▸ **DO THIS**
Every record here should be printed again exactly.

[Entries from a dataset]

◇ ◇ ◇ ◇ ◇

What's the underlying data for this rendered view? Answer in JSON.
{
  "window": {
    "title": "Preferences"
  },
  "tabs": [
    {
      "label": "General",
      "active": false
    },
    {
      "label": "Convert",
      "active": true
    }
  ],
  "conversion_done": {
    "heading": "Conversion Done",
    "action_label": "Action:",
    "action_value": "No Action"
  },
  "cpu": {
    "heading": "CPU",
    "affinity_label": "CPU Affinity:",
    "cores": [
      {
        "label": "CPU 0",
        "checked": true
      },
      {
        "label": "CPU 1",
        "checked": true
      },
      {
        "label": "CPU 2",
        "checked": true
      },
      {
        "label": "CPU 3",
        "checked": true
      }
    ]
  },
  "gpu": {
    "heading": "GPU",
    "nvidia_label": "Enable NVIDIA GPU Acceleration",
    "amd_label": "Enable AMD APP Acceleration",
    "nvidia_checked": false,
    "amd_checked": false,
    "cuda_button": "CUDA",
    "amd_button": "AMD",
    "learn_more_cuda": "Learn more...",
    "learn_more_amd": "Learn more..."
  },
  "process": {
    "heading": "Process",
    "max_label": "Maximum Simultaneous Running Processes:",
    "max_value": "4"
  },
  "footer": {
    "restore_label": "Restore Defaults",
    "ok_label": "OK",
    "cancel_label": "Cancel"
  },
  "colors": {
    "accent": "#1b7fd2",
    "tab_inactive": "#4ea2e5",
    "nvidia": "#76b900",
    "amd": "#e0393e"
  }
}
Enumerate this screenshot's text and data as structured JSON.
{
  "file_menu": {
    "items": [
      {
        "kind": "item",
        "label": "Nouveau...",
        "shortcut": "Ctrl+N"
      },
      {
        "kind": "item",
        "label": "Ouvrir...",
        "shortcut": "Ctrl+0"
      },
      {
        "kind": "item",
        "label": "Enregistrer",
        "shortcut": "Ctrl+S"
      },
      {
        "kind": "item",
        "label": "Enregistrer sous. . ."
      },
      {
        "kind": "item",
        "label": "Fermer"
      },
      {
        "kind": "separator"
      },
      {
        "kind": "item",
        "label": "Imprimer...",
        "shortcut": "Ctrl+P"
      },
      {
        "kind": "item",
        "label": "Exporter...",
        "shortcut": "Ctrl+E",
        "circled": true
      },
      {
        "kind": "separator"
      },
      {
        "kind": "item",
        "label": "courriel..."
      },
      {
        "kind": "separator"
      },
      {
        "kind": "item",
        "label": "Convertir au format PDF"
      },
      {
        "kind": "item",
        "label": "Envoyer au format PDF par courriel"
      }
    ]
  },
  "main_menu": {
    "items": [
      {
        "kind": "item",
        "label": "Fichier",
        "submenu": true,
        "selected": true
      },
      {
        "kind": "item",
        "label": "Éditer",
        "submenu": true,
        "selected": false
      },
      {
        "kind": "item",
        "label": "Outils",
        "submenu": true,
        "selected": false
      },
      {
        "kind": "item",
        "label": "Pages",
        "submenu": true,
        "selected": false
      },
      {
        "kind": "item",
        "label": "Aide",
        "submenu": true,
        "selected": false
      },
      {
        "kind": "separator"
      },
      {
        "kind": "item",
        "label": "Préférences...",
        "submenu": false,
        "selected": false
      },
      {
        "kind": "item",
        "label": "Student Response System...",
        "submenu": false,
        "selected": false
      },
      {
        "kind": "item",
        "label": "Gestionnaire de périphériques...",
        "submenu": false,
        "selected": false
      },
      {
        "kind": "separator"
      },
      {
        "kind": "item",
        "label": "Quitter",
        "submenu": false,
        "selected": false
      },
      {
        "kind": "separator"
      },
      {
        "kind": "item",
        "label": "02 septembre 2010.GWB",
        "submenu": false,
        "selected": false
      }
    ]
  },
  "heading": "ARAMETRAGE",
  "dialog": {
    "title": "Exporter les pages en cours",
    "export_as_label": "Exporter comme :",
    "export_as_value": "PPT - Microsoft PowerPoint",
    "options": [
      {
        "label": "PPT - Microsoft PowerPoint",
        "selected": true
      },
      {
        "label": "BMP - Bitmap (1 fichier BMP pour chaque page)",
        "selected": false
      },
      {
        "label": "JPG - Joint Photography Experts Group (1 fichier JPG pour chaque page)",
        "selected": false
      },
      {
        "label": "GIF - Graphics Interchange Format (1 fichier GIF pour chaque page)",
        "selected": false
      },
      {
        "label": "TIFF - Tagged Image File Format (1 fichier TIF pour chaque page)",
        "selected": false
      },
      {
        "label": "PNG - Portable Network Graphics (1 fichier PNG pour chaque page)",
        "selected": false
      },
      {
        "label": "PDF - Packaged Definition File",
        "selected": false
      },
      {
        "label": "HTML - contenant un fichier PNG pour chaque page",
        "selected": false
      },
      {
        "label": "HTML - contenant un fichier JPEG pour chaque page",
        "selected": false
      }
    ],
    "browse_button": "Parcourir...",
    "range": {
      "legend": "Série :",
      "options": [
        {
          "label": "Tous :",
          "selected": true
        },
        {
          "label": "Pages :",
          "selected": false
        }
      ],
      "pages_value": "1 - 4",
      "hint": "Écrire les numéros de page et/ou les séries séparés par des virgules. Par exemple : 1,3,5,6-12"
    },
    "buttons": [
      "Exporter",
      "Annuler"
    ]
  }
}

◇ ◇ ◇ ◇ ◇

▸ **CORRECT OUTPUT**
What's the underlying data for this rendered view? Answer in JSON.
{
  "window": {
    "title": "Preferences"
  },
  "tabs": [
    {
      "label": "General",
      "active": false
    },
    {
      "label": "Convert",
      "active": true
    }
  ],
  "conversion_done": {
    "heading": "Conversion Done",
    "action_label": "Action:",
    "action_value": "No Action"
  },
  "cpu": {
    "heading": "CPU",
    "affinity_label": "CPU Affinity:",
    "cores": [
      {
        "label": "CPU 0",
        "checked": true
      },
      {
        "label": "CPU 1",
        "checked": true
      },
      {
        "label": "CPU 2",
        "checked": true
      },
      {
        "label": "CPU 3",
        "checked": true
      }
    ]
  },
  "gpu": {
    "heading": "GPU",
    "nvidia_label": "Enable NVIDIA GPU Acceleration",
    "amd_label": "Enable AMD APP Acceleration",
    "nvidia_checked": false,
    "amd_checked": false,
    "cuda_button": "CUDA",
    "amd_button": "AMD",
    "learn_more_cuda": "Learn more...",
    "learn_more_amd": "Learn more..."
  },
  "process": {
    "heading": "Process",
    "max_label": "Maximum Simultaneous Running Processes:",
    "max_value": "4"
  },
  "footer": {
    "restore_label": "Restore Defaults",
    "ok_label": "OK",
    "cancel_label": "Cancel"
  },
  "colors": {
    "accent": "#1b7fd2",
    "tab_inactive": "#4ea2e5",
    "nvidia": "#76b900",
    "amd": "#e0393e"
  }
}
Enumerate this screenshot's text and data as structured JSON.
{
  "file_menu": {
    "items": [
      {
        "kind": "item",
        "label": "Nouveau...",
        "shortcut": "Ctrl+N"
      },
      {
        "kind": "item",
        "label": "Ouvrir...",
        "shortcut": "Ctrl+0"
      },
      {
        "kind": "item",
        "label": "Enregistrer",
        "shortcut": "Ctrl+S"
      },
      {
        "kind": "item",
        "label": "Enregistrer sous. . ."
      },
      {
        "kind": "item",
        "label": "Fermer"
      },
      {
        "kind": "separator"
      },
      {
        "kind": "item",
        "label": "Imprimer...",
        "shortcut": "Ctrl+P"
      },
      {
        "kind": "item",
        "label": "Exporter...",
        "shortcut": "Ctrl+E",
        "circled": true
      },
      {
        "kind": "separator"
      },
      {
        "kind": "item",
        "label": "courriel..."
      },
      {
        "kind": "separator"
      },
      {
        "kind": "item",
        "label": "Convertir au format PDF"
      },
      {
        "kind": "item",
        "label": "Envoyer au format PDF par courriel"
      }
    ]
  },
  "main_menu": {
    "items": [
      {
        "kind": "item",
        "label": "Fichier",
        "submenu": true,
        "selected": true
      },
      {
        "kind": "item",
        "label": "Éditer",
        "submenu": true,
        "selected": false
      },
      {
        "kind": "item",
        "label": "Outils",
        "submenu": true,
        "selected": false
      },
      {
        "kind": "item",
        "label": "Pages",
        "submenu": true,
        "selected": false
      },
      {
        "kind": "item",
        "label": "Aide",
        "submenu": true,
        "selected": false
      },
      {
        "kind": "separator"
      },
      {
        "kind": "item",
        "label": "Préférences...",
        "submenu": false,
        "selected": false
      },
      {
        "kind": "item",
        "label": "Student Response System...",
        "submenu": false,
        "selected": false
      },
      {
        "kind": "item",
        "label": "Gestionnaire de périphériques...",
        "submenu": false,
        "selected": false
      },
      {
        "kind": "separator"
      },
      {
        "kind": "item",
        "label": "Quitter",
        "submenu": false,
        "selected": false
      },
      {
        "kind": "separator"
      },
      {
        "kind": "item",
        "label": "02 septembre 2010.GWB",
        "submenu": false,
        "selected": false
      }
    ]
  },
  "heading": "ARAMETRAGE",
  "dialog": {
    "title": "Exporter les pages en cours",
    "export_as_label": "Exporter comme :",
    "export_as_value": "PPT - Microsoft PowerPoint",
    "options": [
      {
        "label": "PPT - Microsoft PowerPoint",
        "selected": true
      },
      {
        "label": "BMP - Bitmap (1 fichier BMP pour chaque page)",
        "selected": false
      },
      {
        "label": "JPG - Joint Photography Experts Group (1 fichier JPG pour chaque page)",
        "selected": false
      },
      {
        "label": "GIF - Graphics Interchange Format (1 fichier GIF pour chaque page)",
        "selected": false
      },
      {
        "label": "TIFF - Tagged Image File Format (1 fichier TIF pour chaque page)",
        "selected": false
      },
      {
        "label": "PNG - Portable Network Graphics (1 fichier PNG pour chaque page)",
        "selected": false
      },
      {
        "label": "PDF - Packaged Definition File",
        "selected": false
      },
      {
        "label": "HTML - contenant un fichier PNG pour chaque page",
        "selected": false
      },
      {
        "label": "HTML - contenant un fichier JPEG pour chaque page",
        "selected": false
      }
    ],
    "browse_button": "Parcourir...",
    "range": {
      "legend": "Série :",
      "options": [
        {
          "label": "Tous :",
          "selected": true
        },
        {
          "label": "Pages :",
          "selected": false
        }
      ],
      "pages_value": "1 - 4",
      "hint": "Écrire les numéros de page et/ou les séries séparés par des virgules. Par exemple : 1,3,5,6-12"
    },
    "buttons": [
      "Exporter",
      "Annuler"
    ]
  }
}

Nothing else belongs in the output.